» **GOAL OF THE EXERCISE**: In the listing below, locate the lines that hold the string "Reference". Copy those lines.

» **Items from a dataset**:
::::

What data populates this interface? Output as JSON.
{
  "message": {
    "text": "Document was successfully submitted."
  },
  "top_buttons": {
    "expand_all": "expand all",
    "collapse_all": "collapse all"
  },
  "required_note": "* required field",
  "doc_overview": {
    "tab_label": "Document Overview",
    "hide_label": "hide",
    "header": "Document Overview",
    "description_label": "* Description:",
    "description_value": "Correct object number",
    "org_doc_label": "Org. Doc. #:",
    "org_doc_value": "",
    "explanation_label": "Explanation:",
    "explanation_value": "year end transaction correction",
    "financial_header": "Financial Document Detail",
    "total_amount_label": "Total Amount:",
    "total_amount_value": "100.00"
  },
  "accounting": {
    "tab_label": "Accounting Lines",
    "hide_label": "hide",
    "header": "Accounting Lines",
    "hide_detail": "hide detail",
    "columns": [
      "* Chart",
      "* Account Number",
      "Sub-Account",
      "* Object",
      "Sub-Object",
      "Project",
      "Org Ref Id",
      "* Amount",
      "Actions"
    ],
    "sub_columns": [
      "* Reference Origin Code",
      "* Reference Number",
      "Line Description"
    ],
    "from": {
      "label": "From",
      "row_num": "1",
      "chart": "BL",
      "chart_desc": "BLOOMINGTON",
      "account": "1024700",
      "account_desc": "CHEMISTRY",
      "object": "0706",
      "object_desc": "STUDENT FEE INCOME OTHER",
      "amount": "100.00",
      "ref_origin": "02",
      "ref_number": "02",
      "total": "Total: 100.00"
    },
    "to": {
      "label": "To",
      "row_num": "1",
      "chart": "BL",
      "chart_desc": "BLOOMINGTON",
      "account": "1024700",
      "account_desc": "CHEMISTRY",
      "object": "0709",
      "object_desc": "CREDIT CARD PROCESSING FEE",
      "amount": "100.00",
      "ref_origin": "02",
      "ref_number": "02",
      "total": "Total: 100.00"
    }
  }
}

::::

» **RIGHT ANSWER**:
      "* Reference Origin Code",
      "* Reference Number",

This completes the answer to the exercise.